Gather up every line from the entries below that uses the word "NSDX".

**********

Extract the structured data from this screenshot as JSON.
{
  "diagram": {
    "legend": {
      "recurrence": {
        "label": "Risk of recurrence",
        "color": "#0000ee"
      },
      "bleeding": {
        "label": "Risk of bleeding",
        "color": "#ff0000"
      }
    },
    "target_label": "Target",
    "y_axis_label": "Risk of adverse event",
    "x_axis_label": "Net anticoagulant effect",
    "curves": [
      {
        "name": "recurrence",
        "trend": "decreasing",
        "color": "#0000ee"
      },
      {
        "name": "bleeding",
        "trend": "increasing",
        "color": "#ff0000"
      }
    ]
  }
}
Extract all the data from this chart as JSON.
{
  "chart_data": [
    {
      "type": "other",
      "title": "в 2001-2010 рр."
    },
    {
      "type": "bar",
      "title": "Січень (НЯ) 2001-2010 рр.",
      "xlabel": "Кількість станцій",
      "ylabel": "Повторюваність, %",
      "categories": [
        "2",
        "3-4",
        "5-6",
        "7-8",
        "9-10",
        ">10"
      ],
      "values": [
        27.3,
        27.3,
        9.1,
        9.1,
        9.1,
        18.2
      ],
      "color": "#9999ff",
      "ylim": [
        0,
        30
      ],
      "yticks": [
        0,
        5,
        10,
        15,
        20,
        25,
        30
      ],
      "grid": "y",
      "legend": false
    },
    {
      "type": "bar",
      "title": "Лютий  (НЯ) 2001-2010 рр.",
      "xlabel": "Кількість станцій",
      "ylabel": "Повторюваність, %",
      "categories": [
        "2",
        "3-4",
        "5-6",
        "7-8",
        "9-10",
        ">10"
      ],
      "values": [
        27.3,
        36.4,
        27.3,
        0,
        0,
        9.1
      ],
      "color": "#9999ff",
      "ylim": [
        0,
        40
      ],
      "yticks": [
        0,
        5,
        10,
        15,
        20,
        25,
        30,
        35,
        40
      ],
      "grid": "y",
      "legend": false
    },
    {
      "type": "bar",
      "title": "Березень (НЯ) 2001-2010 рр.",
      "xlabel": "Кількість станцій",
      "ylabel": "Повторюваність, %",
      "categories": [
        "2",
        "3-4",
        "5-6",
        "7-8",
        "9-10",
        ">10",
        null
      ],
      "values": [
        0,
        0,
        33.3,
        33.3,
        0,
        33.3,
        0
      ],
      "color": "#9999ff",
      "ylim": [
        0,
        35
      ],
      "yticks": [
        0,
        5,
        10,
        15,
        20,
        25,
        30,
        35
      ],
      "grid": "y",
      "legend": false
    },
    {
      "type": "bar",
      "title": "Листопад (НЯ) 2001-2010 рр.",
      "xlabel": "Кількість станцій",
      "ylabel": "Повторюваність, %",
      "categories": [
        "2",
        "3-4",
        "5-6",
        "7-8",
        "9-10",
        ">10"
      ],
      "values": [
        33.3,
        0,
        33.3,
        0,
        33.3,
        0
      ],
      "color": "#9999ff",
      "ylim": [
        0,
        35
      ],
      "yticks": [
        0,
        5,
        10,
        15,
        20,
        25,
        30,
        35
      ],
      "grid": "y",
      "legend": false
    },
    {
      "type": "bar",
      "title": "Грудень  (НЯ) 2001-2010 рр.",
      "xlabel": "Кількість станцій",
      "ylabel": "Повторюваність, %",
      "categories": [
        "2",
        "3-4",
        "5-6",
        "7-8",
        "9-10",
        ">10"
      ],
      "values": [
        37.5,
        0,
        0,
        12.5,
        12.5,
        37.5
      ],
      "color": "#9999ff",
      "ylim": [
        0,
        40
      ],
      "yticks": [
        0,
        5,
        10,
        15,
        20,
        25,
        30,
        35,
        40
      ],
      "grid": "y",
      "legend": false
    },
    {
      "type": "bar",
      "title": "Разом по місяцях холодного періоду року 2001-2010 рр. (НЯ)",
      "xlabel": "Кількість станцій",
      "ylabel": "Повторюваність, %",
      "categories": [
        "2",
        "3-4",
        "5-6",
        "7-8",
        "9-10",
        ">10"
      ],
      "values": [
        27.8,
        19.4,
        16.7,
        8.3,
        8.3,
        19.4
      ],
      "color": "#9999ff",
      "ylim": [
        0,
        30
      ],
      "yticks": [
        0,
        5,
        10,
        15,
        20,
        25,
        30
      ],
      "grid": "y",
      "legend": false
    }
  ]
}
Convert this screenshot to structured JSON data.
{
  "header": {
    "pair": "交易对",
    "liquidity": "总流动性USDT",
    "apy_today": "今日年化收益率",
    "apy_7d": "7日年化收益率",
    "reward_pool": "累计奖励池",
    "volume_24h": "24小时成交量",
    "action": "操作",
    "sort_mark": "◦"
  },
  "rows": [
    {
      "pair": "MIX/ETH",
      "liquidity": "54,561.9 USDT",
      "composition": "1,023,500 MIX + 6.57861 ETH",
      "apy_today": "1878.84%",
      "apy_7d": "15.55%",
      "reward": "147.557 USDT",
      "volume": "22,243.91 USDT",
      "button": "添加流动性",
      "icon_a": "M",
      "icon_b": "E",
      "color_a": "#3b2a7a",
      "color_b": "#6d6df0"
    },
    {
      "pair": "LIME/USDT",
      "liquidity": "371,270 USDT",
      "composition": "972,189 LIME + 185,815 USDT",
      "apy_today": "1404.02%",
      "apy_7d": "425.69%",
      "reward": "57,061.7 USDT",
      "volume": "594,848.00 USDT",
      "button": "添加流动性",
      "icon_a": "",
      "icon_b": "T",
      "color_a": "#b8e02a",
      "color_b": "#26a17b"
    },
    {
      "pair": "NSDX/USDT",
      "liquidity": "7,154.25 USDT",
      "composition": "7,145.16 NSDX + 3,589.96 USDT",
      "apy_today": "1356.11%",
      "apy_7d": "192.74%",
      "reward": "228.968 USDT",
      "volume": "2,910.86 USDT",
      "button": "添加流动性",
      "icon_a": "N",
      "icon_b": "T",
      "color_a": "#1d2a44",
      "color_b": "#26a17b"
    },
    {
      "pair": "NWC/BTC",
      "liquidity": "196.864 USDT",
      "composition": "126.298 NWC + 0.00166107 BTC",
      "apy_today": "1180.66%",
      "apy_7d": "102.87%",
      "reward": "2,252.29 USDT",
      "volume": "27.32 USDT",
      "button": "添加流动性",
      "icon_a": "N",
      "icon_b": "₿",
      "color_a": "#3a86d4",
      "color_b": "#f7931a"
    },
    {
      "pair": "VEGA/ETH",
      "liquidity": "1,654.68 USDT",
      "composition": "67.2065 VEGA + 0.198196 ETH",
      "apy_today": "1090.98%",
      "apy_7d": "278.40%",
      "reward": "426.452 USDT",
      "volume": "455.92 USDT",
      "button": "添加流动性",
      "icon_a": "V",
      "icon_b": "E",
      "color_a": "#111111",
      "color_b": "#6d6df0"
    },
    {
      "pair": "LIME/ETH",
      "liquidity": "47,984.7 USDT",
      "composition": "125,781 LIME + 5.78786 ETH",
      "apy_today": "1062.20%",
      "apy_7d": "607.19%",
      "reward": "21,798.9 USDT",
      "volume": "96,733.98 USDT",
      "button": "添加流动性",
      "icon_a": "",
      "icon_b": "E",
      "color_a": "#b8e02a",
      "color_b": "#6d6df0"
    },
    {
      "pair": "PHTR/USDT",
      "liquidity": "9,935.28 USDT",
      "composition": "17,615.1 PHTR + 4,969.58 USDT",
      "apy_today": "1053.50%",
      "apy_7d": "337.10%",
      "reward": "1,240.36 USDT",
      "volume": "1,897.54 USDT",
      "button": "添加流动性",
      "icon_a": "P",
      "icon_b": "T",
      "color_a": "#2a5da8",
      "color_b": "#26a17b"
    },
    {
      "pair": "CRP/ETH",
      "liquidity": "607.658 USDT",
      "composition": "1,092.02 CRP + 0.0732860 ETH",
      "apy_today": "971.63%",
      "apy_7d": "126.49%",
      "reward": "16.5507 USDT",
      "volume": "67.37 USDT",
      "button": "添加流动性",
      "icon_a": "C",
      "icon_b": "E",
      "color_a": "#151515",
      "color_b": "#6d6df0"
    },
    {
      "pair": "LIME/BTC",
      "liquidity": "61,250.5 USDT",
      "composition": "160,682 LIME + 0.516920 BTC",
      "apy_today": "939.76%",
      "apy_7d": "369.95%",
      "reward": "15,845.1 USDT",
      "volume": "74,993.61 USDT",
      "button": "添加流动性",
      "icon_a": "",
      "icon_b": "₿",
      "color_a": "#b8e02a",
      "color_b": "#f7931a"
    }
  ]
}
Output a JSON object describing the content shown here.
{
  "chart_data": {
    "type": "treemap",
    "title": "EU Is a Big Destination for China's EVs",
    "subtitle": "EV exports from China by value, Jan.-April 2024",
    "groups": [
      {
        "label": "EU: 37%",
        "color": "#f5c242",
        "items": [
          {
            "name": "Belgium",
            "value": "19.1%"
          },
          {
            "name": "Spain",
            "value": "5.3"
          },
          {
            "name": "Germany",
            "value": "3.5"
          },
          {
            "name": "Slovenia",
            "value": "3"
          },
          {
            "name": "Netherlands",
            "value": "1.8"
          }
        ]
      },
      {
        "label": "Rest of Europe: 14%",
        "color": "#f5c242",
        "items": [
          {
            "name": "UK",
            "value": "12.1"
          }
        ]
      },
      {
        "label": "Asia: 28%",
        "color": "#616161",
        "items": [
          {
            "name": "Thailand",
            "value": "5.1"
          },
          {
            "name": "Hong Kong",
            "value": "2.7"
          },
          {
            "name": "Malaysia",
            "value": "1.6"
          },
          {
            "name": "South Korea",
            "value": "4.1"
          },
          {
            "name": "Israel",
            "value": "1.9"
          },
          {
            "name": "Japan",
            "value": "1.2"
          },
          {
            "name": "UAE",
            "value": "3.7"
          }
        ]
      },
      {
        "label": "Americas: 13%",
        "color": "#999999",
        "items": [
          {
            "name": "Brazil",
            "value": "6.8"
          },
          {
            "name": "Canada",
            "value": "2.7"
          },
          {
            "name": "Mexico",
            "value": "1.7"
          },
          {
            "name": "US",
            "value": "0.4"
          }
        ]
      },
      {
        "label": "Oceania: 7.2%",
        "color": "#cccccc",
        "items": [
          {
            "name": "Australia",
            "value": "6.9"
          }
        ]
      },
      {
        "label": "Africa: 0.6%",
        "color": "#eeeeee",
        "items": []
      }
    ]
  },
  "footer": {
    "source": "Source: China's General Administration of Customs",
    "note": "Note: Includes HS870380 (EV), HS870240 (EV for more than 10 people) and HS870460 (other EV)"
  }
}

**********

_Exercise answer_:
      "pair": "NSDX/USDT",
      "composition": "7,145.16 NSDX + 3,589.96 USDT",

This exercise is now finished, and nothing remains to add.